Dataset entries:
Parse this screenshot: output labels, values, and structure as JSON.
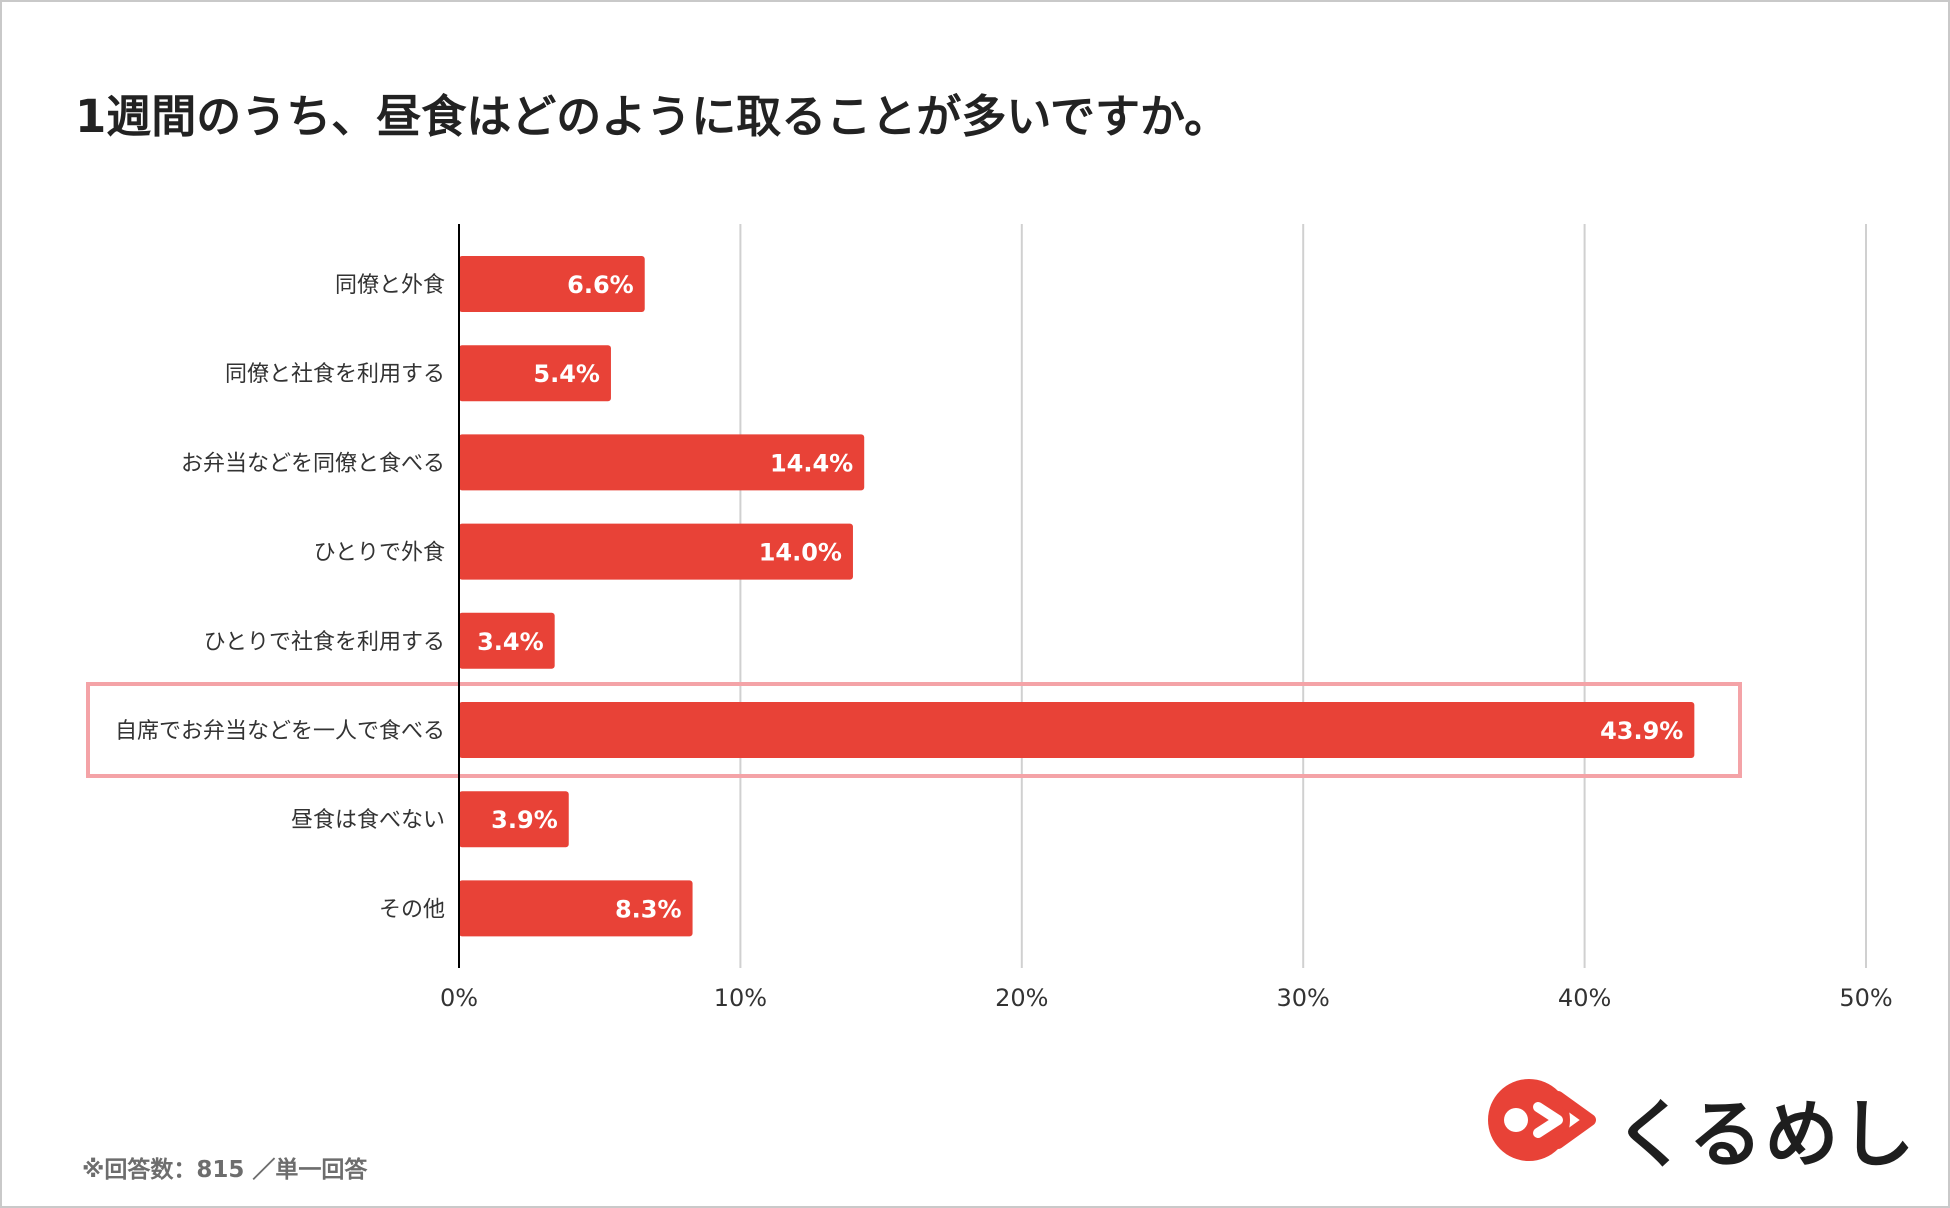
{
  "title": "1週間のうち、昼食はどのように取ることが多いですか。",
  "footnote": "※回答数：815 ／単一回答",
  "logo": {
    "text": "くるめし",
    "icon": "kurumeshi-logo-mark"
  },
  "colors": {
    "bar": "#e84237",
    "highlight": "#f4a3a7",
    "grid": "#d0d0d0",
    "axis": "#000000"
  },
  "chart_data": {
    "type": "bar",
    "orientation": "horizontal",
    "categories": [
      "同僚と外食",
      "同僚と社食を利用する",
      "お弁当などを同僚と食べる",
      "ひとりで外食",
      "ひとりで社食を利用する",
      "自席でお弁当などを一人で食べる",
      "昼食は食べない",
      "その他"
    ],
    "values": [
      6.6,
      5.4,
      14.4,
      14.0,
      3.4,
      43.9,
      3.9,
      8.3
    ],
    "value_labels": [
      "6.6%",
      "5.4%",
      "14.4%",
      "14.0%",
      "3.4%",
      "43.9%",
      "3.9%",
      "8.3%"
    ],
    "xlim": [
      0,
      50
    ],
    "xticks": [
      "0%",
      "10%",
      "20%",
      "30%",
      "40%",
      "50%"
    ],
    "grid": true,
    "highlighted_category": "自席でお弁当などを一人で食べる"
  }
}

* STATED GOAL
Across the records above, count the lines holding "values" and reply with that number alone.

* RESULT
2